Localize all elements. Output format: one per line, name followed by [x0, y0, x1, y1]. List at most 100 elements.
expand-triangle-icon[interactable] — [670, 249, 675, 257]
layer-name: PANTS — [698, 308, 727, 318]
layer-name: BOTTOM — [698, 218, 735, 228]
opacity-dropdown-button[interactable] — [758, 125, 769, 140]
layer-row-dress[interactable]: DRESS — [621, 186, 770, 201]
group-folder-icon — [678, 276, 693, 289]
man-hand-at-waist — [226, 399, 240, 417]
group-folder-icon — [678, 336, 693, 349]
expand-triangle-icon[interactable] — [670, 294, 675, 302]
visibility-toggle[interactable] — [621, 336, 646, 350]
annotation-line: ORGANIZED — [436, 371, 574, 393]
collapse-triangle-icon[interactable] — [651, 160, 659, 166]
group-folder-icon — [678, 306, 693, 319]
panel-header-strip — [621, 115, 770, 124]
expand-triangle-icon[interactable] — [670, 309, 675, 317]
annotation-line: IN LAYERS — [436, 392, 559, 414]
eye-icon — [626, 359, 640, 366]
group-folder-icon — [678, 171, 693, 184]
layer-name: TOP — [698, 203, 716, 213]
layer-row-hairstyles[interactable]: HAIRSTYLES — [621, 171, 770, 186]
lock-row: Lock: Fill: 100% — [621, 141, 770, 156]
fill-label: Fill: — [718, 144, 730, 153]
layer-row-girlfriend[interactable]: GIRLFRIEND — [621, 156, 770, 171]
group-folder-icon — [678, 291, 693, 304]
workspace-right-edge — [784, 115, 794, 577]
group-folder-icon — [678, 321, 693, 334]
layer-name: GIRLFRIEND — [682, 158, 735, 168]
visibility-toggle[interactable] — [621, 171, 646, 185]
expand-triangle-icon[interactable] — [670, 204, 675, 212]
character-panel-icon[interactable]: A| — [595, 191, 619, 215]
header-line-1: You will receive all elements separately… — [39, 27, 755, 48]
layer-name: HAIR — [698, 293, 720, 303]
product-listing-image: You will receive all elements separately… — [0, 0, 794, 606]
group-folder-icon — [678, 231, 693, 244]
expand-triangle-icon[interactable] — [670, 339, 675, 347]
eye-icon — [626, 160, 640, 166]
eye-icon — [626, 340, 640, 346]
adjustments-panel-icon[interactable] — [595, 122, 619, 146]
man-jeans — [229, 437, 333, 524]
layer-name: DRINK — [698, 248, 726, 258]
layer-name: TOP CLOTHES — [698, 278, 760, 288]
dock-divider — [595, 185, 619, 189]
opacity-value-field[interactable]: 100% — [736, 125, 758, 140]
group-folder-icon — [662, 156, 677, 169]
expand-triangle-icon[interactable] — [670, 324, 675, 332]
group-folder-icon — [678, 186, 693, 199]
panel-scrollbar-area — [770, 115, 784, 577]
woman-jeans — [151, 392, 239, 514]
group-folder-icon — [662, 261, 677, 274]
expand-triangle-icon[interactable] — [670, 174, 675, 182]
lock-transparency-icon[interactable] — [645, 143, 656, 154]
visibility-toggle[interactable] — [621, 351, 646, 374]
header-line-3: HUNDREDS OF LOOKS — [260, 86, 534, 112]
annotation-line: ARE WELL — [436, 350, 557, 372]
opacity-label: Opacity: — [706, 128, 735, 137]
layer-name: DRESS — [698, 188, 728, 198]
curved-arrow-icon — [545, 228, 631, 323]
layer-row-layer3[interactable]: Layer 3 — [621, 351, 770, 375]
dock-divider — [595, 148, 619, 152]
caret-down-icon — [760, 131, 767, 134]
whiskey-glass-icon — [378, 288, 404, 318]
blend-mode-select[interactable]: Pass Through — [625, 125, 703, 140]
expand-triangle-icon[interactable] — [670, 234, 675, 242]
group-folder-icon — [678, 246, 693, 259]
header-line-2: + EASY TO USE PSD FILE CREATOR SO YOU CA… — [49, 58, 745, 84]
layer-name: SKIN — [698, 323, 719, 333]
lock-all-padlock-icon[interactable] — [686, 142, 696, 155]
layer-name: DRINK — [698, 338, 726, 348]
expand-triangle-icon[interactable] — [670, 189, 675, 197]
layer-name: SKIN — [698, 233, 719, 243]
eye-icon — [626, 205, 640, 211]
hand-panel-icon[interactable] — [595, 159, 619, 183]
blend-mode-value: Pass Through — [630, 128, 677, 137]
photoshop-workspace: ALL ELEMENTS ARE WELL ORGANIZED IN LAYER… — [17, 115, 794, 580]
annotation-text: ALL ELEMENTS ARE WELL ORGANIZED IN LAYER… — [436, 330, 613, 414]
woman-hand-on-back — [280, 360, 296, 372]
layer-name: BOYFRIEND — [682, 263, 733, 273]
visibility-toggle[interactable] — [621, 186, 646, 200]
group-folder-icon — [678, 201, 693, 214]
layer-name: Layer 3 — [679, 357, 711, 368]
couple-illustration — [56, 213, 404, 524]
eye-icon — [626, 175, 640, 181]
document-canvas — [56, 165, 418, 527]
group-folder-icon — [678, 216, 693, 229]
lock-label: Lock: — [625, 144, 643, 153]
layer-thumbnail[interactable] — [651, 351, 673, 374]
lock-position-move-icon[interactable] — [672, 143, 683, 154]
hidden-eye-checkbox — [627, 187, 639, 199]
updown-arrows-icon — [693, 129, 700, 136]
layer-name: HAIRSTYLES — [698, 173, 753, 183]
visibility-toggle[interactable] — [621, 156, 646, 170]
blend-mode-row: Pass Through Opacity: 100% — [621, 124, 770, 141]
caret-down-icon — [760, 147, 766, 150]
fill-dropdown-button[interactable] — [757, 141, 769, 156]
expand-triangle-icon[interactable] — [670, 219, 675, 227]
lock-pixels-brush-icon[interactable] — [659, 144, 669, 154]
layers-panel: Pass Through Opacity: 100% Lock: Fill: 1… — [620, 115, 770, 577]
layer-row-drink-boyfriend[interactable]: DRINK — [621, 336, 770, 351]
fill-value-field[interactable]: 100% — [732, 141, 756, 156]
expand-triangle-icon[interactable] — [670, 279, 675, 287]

◆ ◆ ◆

■ **WRITTEN INSTRUCTION**
Can you copy out every line of the entries above, word for word and in the same order?

■ **TASK OUTPUT**
Localize all elements. Output format: one per line, name followed by [x0, y0, x1, y1]. List at most 100 elements.
expand-triangle-icon[interactable] — [670, 249, 675, 257]
layer-name: PANTS — [698, 308, 727, 318]
layer-name: BOTTOM — [698, 218, 735, 228]
opacity-dropdown-button[interactable] — [758, 125, 769, 140]
layer-row-dress[interactable]: DRESS — [621, 186, 770, 201]
group-folder-icon — [678, 276, 693, 289]
man-hand-at-waist — [226, 399, 240, 417]
group-folder-icon — [678, 336, 693, 349]
expand-triangle-icon[interactable] — [670, 294, 675, 302]
visibility-toggle[interactable] — [621, 336, 646, 350]
annotation-line: ORGANIZED — [436, 371, 574, 393]
collapse-triangle-icon[interactable] — [651, 160, 659, 166]
group-folder-icon — [678, 306, 693, 319]
panel-header-strip — [621, 115, 770, 124]
expand-triangle-icon[interactable] — [670, 309, 675, 317]
annotation-line: IN LAYERS — [436, 392, 559, 414]
eye-icon — [626, 359, 640, 366]
group-folder-icon — [678, 171, 693, 184]
layer-name: TOP — [698, 203, 716, 213]
layer-row-hairstyles[interactable]: HAIRSTYLES — [621, 171, 770, 186]
lock-row: Lock: Fill: 100% — [621, 141, 770, 156]
fill-label: Fill: — [718, 144, 730, 153]
layer-row-girlfriend[interactable]: GIRLFRIEND — [621, 156, 770, 171]
group-folder-icon — [678, 291, 693, 304]
workspace-right-edge — [784, 115, 794, 577]
group-folder-icon — [678, 321, 693, 334]
layer-name: GIRLFRIEND — [682, 158, 735, 168]
visibility-toggle[interactable] — [621, 171, 646, 185]
expand-triangle-icon[interactable] — [670, 204, 675, 212]
character-panel-icon[interactable]: A| — [595, 191, 619, 215]
header-line-1: You will receive all elements separately… — [39, 27, 755, 48]
layer-name: HAIR — [698, 293, 720, 303]
product-listing-image: You will receive all elements separately… — [0, 0, 794, 606]
group-folder-icon — [678, 231, 693, 244]
expand-triangle-icon[interactable] — [670, 339, 675, 347]
eye-icon — [626, 160, 640, 166]
eye-icon — [626, 340, 640, 346]
adjustments-panel-icon[interactable] — [595, 122, 619, 146]
man-jeans — [229, 437, 333, 524]
layer-name: DRINK — [698, 248, 726, 258]
layer-name: TOP CLOTHES — [698, 278, 760, 288]
dock-divider — [595, 185, 619, 189]
opacity-value-field[interactable]: 100% — [736, 125, 758, 140]
group-folder-icon — [662, 156, 677, 169]
expand-triangle-icon[interactable] — [670, 324, 675, 332]
group-folder-icon — [678, 186, 693, 199]
panel-scrollbar-area — [770, 115, 784, 577]
woman-jeans — [151, 392, 239, 514]
group-folder-icon — [662, 261, 677, 274]
expand-triangle-icon[interactable] — [670, 174, 675, 182]
lock-transparency-icon[interactable] — [645, 143, 656, 154]
visibility-toggle[interactable] — [621, 351, 646, 374]
header-line-3: HUNDREDS OF LOOKS — [260, 86, 534, 112]
annotation-line: ARE WELL — [436, 350, 557, 372]
opacity-label: Opacity: — [706, 128, 735, 137]
layer-name: DRESS — [698, 188, 728, 198]
curved-arrow-icon — [545, 228, 631, 323]
layer-row-layer3[interactable]: Layer 3 — [621, 351, 770, 375]
dock-divider — [595, 148, 619, 152]
caret-down-icon — [760, 131, 767, 134]
whiskey-glass-icon — [378, 288, 404, 318]
blend-mode-select[interactable]: Pass Through — [625, 125, 703, 140]
expand-triangle-icon[interactable] — [670, 234, 675, 242]
group-folder-icon — [678, 246, 693, 259]
header-line-2: + EASY TO USE PSD FILE CREATOR SO YOU CA… — [49, 58, 745, 84]
layer-name: SKIN — [698, 323, 719, 333]
lock-all-padlock-icon[interactable] — [686, 142, 696, 155]
layer-name: DRINK — [698, 338, 726, 348]
expand-triangle-icon[interactable] — [670, 189, 675, 197]
layer-name: SKIN — [698, 233, 719, 243]
eye-icon — [626, 205, 640, 211]
hand-panel-icon[interactable] — [595, 159, 619, 183]
blend-mode-value: Pass Through — [630, 128, 677, 137]
photoshop-workspace: ALL ELEMENTS ARE WELL ORGANIZED IN LAYER… — [17, 115, 794, 580]
annotation-text: ALL ELEMENTS ARE WELL ORGANIZED IN LAYER… — [436, 330, 613, 414]
woman-hand-on-back — [280, 360, 296, 372]
layer-name: BOYFRIEND — [682, 263, 733, 273]
visibility-toggle[interactable] — [621, 186, 646, 200]
group-folder-icon — [678, 201, 693, 214]
layer-name: Layer 3 — [679, 357, 711, 368]
couple-illustration — [56, 213, 404, 524]
eye-icon — [626, 175, 640, 181]
document-canvas — [56, 165, 418, 527]
group-folder-icon — [678, 216, 693, 229]
lock-label: Lock: — [625, 144, 643, 153]
layer-thumbnail[interactable] — [651, 351, 673, 374]
lock-position-move-icon[interactable] — [672, 143, 683, 154]
hidden-eye-checkbox — [627, 187, 639, 199]
updown-arrows-icon — [693, 129, 700, 136]
layer-name: HAIRSTYLES — [698, 173, 753, 183]
visibility-toggle[interactable] — [621, 156, 646, 170]
blend-mode-row: Pass Through Opacity: 100% — [621, 124, 770, 141]
caret-down-icon — [760, 147, 766, 150]
fill-dropdown-button[interactable] — [757, 141, 769, 156]
expand-triangle-icon[interactable] — [670, 219, 675, 227]
lock-pixels-brush-icon[interactable] — [659, 144, 669, 154]
layers-panel: Pass Through Opacity: 100% Lock: Fill: 1… — [620, 115, 770, 577]
layer-row-drink-boyfriend[interactable]: DRINK — [621, 336, 770, 351]
fill-value-field[interactable]: 100% — [732, 141, 756, 156]
expand-triangle-icon[interactable] — [670, 279, 675, 287]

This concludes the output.